>> start DATA LINES

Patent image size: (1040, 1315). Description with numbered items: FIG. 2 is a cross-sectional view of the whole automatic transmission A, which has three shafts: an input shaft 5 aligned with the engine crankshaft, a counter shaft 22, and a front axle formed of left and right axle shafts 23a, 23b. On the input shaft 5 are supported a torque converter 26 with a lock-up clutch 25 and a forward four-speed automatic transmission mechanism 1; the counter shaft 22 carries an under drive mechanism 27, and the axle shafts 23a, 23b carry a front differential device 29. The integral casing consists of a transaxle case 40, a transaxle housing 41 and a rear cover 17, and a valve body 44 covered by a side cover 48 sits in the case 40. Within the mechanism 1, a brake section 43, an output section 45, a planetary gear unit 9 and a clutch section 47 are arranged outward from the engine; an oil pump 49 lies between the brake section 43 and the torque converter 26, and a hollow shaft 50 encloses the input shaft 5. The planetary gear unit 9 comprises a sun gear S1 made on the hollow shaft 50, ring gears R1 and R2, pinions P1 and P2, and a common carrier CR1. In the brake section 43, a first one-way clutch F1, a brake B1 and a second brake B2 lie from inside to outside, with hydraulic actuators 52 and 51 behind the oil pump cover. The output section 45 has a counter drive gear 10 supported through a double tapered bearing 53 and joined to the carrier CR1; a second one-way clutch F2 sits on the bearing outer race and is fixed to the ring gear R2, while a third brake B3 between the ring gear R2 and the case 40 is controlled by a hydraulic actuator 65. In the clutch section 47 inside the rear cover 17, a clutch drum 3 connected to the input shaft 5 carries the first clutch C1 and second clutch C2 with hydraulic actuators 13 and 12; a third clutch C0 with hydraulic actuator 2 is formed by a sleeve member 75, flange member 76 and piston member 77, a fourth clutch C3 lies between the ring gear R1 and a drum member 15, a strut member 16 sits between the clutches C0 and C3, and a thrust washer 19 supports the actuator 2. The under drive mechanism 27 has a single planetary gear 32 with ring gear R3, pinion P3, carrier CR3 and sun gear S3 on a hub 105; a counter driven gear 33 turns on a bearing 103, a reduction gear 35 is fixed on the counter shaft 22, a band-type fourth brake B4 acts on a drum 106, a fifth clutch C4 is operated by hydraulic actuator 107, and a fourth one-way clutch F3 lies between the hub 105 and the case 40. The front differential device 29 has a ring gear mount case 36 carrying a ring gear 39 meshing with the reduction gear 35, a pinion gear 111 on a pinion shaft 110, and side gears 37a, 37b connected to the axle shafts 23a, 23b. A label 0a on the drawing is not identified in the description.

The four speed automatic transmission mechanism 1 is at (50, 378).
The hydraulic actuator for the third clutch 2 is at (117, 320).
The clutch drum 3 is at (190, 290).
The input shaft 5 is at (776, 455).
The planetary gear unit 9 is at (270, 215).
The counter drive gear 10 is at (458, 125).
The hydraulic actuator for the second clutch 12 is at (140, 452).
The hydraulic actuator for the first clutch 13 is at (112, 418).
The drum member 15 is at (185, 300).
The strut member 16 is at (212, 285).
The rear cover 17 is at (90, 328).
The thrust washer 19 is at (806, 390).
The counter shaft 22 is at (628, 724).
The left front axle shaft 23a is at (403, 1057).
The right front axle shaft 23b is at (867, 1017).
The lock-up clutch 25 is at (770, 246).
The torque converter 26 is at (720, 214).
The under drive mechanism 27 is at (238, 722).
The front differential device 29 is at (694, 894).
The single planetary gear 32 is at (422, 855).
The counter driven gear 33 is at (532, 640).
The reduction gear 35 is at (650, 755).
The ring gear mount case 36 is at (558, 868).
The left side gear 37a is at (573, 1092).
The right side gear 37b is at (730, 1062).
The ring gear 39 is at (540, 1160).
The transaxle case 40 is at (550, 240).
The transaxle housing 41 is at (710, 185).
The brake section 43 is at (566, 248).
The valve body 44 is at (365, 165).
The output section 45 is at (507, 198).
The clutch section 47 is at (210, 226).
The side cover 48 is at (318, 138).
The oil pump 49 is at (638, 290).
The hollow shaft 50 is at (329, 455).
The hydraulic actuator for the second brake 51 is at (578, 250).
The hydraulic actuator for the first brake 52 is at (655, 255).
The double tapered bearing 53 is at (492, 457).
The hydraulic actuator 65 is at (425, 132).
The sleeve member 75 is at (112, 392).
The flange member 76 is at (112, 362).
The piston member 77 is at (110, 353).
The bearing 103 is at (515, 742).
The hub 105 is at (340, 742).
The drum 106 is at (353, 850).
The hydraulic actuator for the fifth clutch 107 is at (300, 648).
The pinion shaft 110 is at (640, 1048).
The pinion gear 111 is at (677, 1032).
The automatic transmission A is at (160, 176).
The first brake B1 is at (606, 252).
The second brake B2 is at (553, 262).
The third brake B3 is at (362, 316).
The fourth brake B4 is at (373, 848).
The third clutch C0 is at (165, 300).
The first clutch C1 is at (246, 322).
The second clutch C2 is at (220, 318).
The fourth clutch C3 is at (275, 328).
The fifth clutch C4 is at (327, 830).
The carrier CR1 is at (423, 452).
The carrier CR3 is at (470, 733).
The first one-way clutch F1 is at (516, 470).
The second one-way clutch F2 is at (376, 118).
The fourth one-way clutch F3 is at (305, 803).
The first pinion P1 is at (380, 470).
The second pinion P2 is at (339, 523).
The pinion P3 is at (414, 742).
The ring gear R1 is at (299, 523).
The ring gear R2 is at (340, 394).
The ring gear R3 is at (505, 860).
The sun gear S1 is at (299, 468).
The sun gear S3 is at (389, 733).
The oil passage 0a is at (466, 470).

>> end DATA LINES
>> start DATA LINES

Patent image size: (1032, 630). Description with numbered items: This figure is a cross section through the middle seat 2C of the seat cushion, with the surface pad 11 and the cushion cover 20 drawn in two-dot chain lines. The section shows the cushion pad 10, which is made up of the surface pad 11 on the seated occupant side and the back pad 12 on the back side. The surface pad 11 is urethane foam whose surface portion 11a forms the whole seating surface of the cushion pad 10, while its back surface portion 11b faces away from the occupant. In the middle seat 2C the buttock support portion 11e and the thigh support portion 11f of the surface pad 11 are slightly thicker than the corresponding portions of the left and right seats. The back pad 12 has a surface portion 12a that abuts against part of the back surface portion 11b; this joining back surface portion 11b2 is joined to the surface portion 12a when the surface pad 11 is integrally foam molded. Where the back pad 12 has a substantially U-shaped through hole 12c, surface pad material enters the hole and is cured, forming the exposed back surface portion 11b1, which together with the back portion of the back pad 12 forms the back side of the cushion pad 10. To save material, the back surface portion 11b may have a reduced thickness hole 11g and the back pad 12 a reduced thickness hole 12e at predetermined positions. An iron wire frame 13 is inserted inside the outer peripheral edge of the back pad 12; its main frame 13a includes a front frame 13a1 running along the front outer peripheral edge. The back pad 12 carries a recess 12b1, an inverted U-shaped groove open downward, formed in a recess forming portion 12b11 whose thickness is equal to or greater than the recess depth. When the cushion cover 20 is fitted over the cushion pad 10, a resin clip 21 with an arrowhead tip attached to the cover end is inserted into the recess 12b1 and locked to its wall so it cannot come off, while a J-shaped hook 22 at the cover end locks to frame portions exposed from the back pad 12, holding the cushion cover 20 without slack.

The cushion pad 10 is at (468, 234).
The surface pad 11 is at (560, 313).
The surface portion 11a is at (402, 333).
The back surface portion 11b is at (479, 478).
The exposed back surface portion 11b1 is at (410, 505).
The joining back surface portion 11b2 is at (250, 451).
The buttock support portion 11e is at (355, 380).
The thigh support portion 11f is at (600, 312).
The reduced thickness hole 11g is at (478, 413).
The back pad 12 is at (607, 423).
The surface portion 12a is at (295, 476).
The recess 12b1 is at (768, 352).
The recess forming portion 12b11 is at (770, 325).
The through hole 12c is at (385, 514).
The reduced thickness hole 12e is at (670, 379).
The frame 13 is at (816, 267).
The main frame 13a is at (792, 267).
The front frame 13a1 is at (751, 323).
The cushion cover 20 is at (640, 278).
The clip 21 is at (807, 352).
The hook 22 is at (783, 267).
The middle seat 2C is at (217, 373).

>> end DATA LINES

#### TASK DETAILS:
Starting at the line containing "Patent image size: (1032, 630)." and ending at the line containing "The surface portion 11a is at (402, 333).", write those lines out again with "cushion cover" swapped for "seat cover" and everything else left the same.

#### TASK RESULT:
Patent image size: (1032, 630). Description with numbered items: This figure is a cross section through the middle seat 2C of the seat cushion, with the surface pad 11 and the seat cover 20 drawn in two-dot chain lines. The section shows the cushion pad 10, which is made up of the surface pad 11 on the seated occupant side and the back pad 12 on the back side. The surface pad 11 is urethane foam whose surface portion 11a forms the whole seating surface of the cushion pad 10, while its back surface portion 11b faces away from the occupant. In the middle seat 2C the buttock support portion 11e and the thigh support portion 11f of the surface pad 11 are slightly thicker than the corresponding portions of the left and right seats. The back pad 12 has a surface portion 12a that abuts against part of the back surface portion 11b; this joining back surface portion 11b2 is joined to the surface portion 12a when the surface pad 11 is integrally foam molded. Where the back pad 12 has a substantially U-shaped through hole 12c, surface pad material enters the hole and is cured, forming the exposed back surface portion 11b1, which together with the back portion of the back pad 12 forms the back side of the cushion pad 10. To save material, the back surface portion 11b may have a reduced thickness hole 11g and the back pad 12 a reduced thickness hole 12e at predetermined positions. An iron wire frame 13 is inserted inside the outer peripheral edge of the back pad 12; its main frame 13a includes a front frame 13a1 running along the front outer peripheral edge. The back pad 12 carries a recess 12b1, an inverted U-shaped groove open downward, formed in a recess forming portion 12b11 whose thickness is equal to or greater than the recess depth. When the seat cover 20 is fitted over the cushion pad 10, a resin clip 21 with an arrowhead tip attached to the cover end is inserted into the recess 12b1 and locked to its wall so it cannot come off, while a J-shaped hook 22 at the cover end locks to frame portions exposed from the back pad 12, holding the seat cover 20 without slack.

The cushion pad 10 is at (468, 234).
The surface pad 11 is at (560, 313).
The surface portion 11a is at (402, 333).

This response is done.